'''

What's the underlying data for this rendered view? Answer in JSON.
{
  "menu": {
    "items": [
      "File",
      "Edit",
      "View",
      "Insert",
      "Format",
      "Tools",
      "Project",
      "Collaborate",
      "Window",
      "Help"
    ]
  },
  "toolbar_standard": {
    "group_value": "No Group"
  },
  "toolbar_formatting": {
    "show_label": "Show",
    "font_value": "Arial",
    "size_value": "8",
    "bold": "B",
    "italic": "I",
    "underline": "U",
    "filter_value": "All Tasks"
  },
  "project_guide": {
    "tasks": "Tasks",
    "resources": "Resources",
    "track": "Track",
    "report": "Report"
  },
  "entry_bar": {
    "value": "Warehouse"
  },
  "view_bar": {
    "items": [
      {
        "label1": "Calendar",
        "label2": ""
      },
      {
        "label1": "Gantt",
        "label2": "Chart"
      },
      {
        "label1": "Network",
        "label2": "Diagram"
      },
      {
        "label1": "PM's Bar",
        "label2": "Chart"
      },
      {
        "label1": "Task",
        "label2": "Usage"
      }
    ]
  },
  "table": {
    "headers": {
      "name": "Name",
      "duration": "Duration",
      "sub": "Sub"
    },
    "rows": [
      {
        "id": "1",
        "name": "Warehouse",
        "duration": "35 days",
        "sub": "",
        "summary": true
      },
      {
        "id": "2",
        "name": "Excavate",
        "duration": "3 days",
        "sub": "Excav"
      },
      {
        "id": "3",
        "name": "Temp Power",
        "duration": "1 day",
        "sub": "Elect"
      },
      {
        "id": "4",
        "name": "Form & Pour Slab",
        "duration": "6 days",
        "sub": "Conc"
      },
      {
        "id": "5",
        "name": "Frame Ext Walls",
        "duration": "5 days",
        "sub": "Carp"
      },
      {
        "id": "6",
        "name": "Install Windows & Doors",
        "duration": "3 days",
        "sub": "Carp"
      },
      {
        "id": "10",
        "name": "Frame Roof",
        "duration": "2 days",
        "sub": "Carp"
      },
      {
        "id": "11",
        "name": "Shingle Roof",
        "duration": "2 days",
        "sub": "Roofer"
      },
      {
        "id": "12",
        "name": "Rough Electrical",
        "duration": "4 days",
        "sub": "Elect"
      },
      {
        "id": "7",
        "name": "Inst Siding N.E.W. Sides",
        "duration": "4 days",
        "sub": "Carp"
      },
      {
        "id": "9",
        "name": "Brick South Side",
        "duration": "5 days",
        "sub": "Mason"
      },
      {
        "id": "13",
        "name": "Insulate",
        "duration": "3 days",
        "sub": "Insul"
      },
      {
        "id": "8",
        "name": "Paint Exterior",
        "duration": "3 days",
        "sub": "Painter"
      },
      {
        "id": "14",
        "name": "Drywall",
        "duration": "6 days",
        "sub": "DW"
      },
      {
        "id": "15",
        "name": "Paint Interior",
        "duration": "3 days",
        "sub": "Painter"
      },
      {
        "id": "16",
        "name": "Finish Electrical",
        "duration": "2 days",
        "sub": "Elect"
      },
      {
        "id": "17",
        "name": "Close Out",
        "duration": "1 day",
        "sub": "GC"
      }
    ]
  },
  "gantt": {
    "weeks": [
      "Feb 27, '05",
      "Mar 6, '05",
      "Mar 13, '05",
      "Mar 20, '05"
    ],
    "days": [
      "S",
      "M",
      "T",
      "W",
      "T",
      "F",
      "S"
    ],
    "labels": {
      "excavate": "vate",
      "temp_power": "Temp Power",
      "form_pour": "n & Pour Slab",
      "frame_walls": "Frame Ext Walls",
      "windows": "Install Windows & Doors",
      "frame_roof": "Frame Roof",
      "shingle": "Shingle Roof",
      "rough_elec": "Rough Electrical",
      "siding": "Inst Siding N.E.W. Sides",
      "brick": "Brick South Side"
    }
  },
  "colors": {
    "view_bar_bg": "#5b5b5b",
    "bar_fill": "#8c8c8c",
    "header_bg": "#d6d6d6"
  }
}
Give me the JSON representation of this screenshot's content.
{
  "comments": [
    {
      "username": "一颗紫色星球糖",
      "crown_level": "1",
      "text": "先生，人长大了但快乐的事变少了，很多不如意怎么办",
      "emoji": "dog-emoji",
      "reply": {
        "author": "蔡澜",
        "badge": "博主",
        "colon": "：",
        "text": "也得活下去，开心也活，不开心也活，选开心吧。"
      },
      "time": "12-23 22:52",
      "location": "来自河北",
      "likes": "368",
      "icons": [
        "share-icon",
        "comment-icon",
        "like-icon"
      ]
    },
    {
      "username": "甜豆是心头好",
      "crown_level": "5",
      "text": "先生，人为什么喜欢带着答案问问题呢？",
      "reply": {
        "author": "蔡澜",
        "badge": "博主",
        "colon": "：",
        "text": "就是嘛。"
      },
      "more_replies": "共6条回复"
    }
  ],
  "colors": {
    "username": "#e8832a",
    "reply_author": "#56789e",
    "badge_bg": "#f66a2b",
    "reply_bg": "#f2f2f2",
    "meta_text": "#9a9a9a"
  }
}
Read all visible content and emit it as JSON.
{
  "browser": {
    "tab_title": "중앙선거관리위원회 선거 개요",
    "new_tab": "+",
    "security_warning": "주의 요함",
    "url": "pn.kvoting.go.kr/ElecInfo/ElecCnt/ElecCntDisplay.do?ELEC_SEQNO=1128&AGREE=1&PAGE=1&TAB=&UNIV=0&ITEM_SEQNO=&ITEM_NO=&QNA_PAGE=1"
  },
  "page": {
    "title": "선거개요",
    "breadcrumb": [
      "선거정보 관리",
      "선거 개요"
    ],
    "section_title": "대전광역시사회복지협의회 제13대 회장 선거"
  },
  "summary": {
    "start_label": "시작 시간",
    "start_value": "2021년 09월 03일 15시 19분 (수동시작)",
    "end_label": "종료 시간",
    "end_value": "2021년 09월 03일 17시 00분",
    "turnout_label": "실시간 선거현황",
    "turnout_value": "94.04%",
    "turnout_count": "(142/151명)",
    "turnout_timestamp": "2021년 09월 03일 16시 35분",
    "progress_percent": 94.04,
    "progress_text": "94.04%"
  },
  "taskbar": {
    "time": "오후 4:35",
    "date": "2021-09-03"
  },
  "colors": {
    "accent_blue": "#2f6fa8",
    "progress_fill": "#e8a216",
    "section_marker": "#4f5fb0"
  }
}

'''

Extract all of the data exactly as written.

What's the underlying data for this rendered view? Answer in JSON.
{
  "menu": {
    "items": [
      "File",
      "Edit",
      "View",
      "Insert",
      "Format",
      "Tools",
      "Project",
      "Collaborate",
      "Window",
      "Help"
    ]
  },
  "toolbar_standard": {
    "group_value": "No Group"
  },
  "toolbar_formatting": {
    "show_label": "Show",
    "font_value": "Arial",
    "size_value": "8",
    "bold": "B",
    "italic": "I",
    "underline": "U",
    "filter_value": "All Tasks"
  },
  "project_guide": {
    "tasks": "Tasks",
    "resources": "Resources",
    "track": "Track",
    "report": "Report"
  },
  "entry_bar": {
    "value": "Warehouse"
  },
  "view_bar": {
    "items": [
      {
        "label1": "Calendar",
        "label2": ""
      },
      {
        "label1": "Gantt",
        "label2": "Chart"
      },
      {
        "label1": "Network",
        "label2": "Diagram"
      },
      {
        "label1": "PM's Bar",
        "label2": "Chart"
      },
      {
        "label1": "Task",
        "label2": "Usage"
      }
    ]
  },
  "table": {
    "headers": {
      "name": "Name",
      "duration": "Duration",
      "sub": "Sub"
    },
    "rows": [
      {
        "id": "1",
        "name": "Warehouse",
        "duration": "35 days",
        "sub": "",
        "summary": true
      },
      {
        "id": "2",
        "name": "Excavate",
        "duration": "3 days",
        "sub": "Excav"
      },
      {
        "id": "3",
        "name": "Temp Power",
        "duration": "1 day",
        "sub": "Elect"
      },
      {
        "id": "4",
        "name": "Form & Pour Slab",
        "duration": "6 days",
        "sub": "Conc"
      },
      {
        "id": "5",
        "name": "Frame Ext Walls",
        "duration": "5 days",
        "sub": "Carp"
      },
      {
        "id": "6",
        "name": "Install Windows & Doors",
        "duration": "3 days",
        "sub": "Carp"
      },
      {
        "id": "10",
        "name": "Frame Roof",
        "duration": "2 days",
        "sub": "Carp"
      },
      {
        "id": "11",
        "name": "Shingle Roof",
        "duration": "2 days",
        "sub": "Roofer"
      },
      {
        "id": "12",
        "name": "Rough Electrical",
        "duration": "4 days",
        "sub": "Elect"
      },
      {
        "id": "7",
        "name": "Inst Siding N.E.W. Sides",
        "duration": "4 days",
        "sub": "Carp"
      },
      {
        "id": "9",
        "name": "Brick South Side",
        "duration": "5 days",
        "sub": "Mason"
      },
      {
        "id": "13",
        "name": "Insulate",
        "duration": "3 days",
        "sub": "Insul"
      },
      {
        "id": "8",
        "name": "Paint Exterior",
        "duration": "3 days",
        "sub": "Painter"
      },
      {
        "id": "14",
        "name": "Drywall",
        "duration": "6 days",
        "sub": "DW"
      },
      {
        "id": "15",
        "name": "Paint Interior",
        "duration": "3 days",
        "sub": "Painter"
      },
      {
        "id": "16",
        "name": "Finish Electrical",
        "duration": "2 days",
        "sub": "Elect"
      },
      {
        "id": "17",
        "name": "Close Out",
        "duration": "1 day",
        "sub": "GC"
      }
    ]
  },
  "gantt": {
    "weeks": [
      "Feb 27, '05",
      "Mar 6, '05",
      "Mar 13, '05",
      "Mar 20, '05"
    ],
    "days": [
      "S",
      "M",
      "T",
      "W",
      "T",
      "F",
      "S"
    ],
    "labels": {
      "excavate": "vate",
      "temp_power": "Temp Power",
      "form_pour": "n & Pour Slab",
      "frame_walls": "Frame Ext Walls",
      "windows": "Install Windows & Doors",
      "frame_roof": "Frame Roof",
      "shingle": "Shingle Roof",
      "rough_elec": "Rough Electrical",
      "siding": "Inst Siding N.E.W. Sides",
      "brick": "Brick South Side"
    }
  },
  "colors": {
    "view_bar_bg": "#5b5b5b",
    "bar_fill": "#8c8c8c",
    "header_bg": "#d6d6d6"
  }
}
Give me the JSON representation of this screenshot's content.
{
  "comments": [
    {
      "username": "一颗紫色星球糖",
      "crown_level": "1",
      "text": "先生，人长大了但快乐的事变少了，很多不如意怎么办",
      "emoji": "dog-emoji",
      "reply": {
        "author": "蔡澜",
        "badge": "博主",
        "colon": "：",
        "text": "也得活下去，开心也活，不开心也活，选开心吧。"
      },
      "time": "12-23 22:52",
      "location": "来自河北",
      "likes": "368",
      "icons": [
        "share-icon",
        "comment-icon",
        "like-icon"
      ]
    },
    {
      "username": "甜豆是心头好",
      "crown_level": "5",
      "text": "先生，人为什么喜欢带着答案问问题呢？",
      "reply": {
        "author": "蔡澜",
        "badge": "博主",
        "colon": "：",
        "text": "就是嘛。"
      },
      "more_replies": "共6条回复"
    }
  ],
  "colors": {
    "username": "#e8832a",
    "reply_author": "#56789e",
    "badge_bg": "#f66a2b",
    "reply_bg": "#f2f2f2",
    "meta_text": "#9a9a9a"
  }
}
Read all visible content and emit it as JSON.
{
  "browser": {
    "tab_title": "중앙선거관리위원회 선거 개요",
    "new_tab": "+",
    "security_warning": "주의 요함",
    "url": "pn.kvoting.go.kr/ElecInfo/ElecCnt/ElecCntDisplay.do?ELEC_SEQNO=1128&AGREE=1&PAGE=1&TAB=&UNIV=0&ITEM_SEQNO=&ITEM_NO=&QNA_PAGE=1"
  },
  "page": {
    "title": "선거개요",
    "breadcrumb": [
      "선거정보 관리",
      "선거 개요"
    ],
    "section_title": "대전광역시사회복지협의회 제13대 회장 선거"
  },
  "summary": {
    "start_label": "시작 시간",
    "start_value": "2021년 09월 03일 15시 19분 (수동시작)",
    "end_label": "종료 시간",
    "end_value": "2021년 09월 03일 17시 00분",
    "turnout_label": "실시간 선거현황",
    "turnout_value": "94.04%",
    "turnout_count": "(142/151명)",
    "turnout_timestamp": "2021년 09월 03일 16시 35분",
    "progress_percent": 94.04,
    "progress_text": "94.04%"
  },
  "taskbar": {
    "time": "오후 4:35",
    "date": "2021-09-03"
  },
  "colors": {
    "accent_blue": "#2f6fa8",
    "progress_fill": "#e8a216",
    "section_marker": "#4f5fb0"
  }
}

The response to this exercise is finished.